__WHAT IS EXPECTED__
Skip the pictures. Repeat everything else in the records word for word.

__DATA PROVIDED__

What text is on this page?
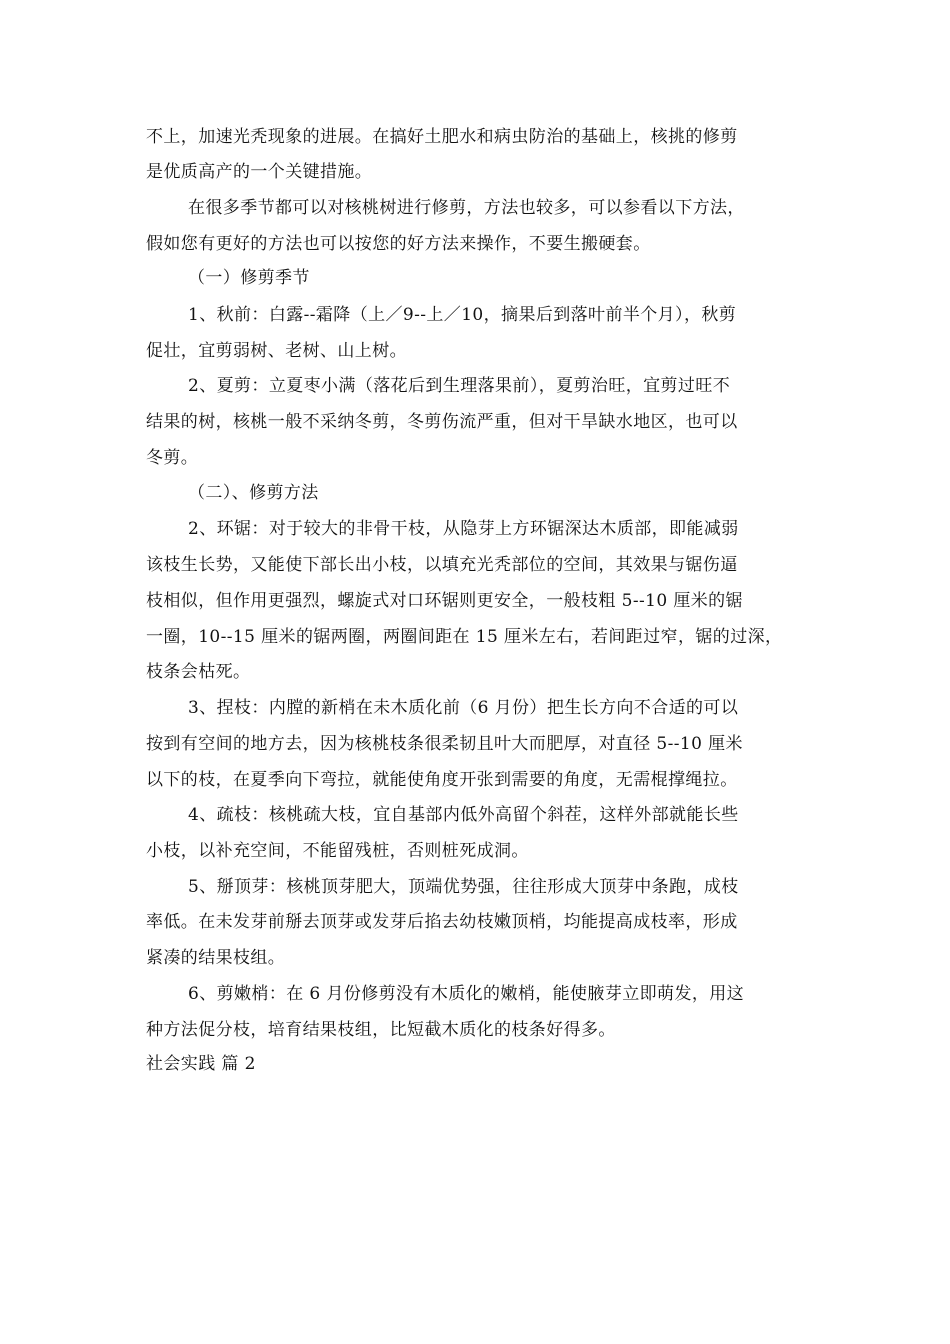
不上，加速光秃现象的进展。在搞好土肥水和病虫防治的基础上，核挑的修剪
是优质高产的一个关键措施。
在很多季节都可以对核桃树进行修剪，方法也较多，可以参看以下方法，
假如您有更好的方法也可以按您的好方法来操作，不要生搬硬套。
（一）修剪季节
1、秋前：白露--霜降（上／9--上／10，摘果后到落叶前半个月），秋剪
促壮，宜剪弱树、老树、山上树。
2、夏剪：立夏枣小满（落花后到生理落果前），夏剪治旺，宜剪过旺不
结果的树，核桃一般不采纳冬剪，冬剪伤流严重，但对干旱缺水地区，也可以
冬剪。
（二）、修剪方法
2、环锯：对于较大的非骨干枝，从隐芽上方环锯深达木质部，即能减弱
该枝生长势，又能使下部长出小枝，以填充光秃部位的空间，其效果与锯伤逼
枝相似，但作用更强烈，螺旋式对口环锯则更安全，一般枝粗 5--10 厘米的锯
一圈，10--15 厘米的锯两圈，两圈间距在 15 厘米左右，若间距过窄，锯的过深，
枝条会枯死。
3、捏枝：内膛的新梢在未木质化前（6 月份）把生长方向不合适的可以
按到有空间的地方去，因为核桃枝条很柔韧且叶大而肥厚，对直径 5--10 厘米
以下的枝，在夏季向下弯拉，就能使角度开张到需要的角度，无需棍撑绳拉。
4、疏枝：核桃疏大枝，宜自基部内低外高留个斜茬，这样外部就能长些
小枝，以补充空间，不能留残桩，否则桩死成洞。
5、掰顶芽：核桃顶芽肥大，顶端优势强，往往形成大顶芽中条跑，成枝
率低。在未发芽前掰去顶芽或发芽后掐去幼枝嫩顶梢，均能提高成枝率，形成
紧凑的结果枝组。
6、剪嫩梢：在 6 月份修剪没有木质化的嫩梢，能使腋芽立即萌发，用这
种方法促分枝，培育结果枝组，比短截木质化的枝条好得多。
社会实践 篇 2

__ANSWER BELOW__
What text is on this page?
不上，加速光秃现象的进展。在搞好土肥水和病虫防治的基础上，核挑的修剪
是优质高产的一个关键措施。
在很多季节都可以对核桃树进行修剪，方法也较多，可以参看以下方法，
假如您有更好的方法也可以按您的好方法来操作，不要生搬硬套。
（一）修剪季节
1、秋前：白露--霜降（上／9--上／10，摘果后到落叶前半个月），秋剪
促壮，宜剪弱树、老树、山上树。
2、夏剪：立夏枣小满（落花后到生理落果前），夏剪治旺，宜剪过旺不
结果的树，核桃一般不采纳冬剪，冬剪伤流严重，但对干旱缺水地区，也可以
冬剪。
（二）、修剪方法
2、环锯：对于较大的非骨干枝，从隐芽上方环锯深达木质部，即能减弱
该枝生长势，又能使下部长出小枝，以填充光秃部位的空间，其效果与锯伤逼
枝相似，但作用更强烈，螺旋式对口环锯则更安全，一般枝粗 5--10 厘米的锯
一圈，10--15 厘米的锯两圈，两圈间距在 15 厘米左右，若间距过窄，锯的过深，
枝条会枯死。
3、捏枝：内膛的新梢在未木质化前（6 月份）把生长方向不合适的可以
按到有空间的地方去，因为核桃枝条很柔韧且叶大而肥厚，对直径 5--10 厘米
以下的枝，在夏季向下弯拉，就能使角度开张到需要的角度，无需棍撑绳拉。
4、疏枝：核桃疏大枝，宜自基部内低外高留个斜茬，这样外部就能长些
小枝，以补充空间，不能留残桩，否则桩死成洞。
5、掰顶芽：核桃顶芽肥大，顶端优势强，往往形成大顶芽中条跑，成枝
率低。在未发芽前掰去顶芽或发芽后掐去幼枝嫩顶梢，均能提高成枝率，形成
紧凑的结果枝组。
6、剪嫩梢：在 6 月份修剪没有木质化的嫩梢，能使腋芽立即萌发，用这
种方法促分枝，培育结果枝组，比短截木质化的枝条好得多。
社会实践 篇 2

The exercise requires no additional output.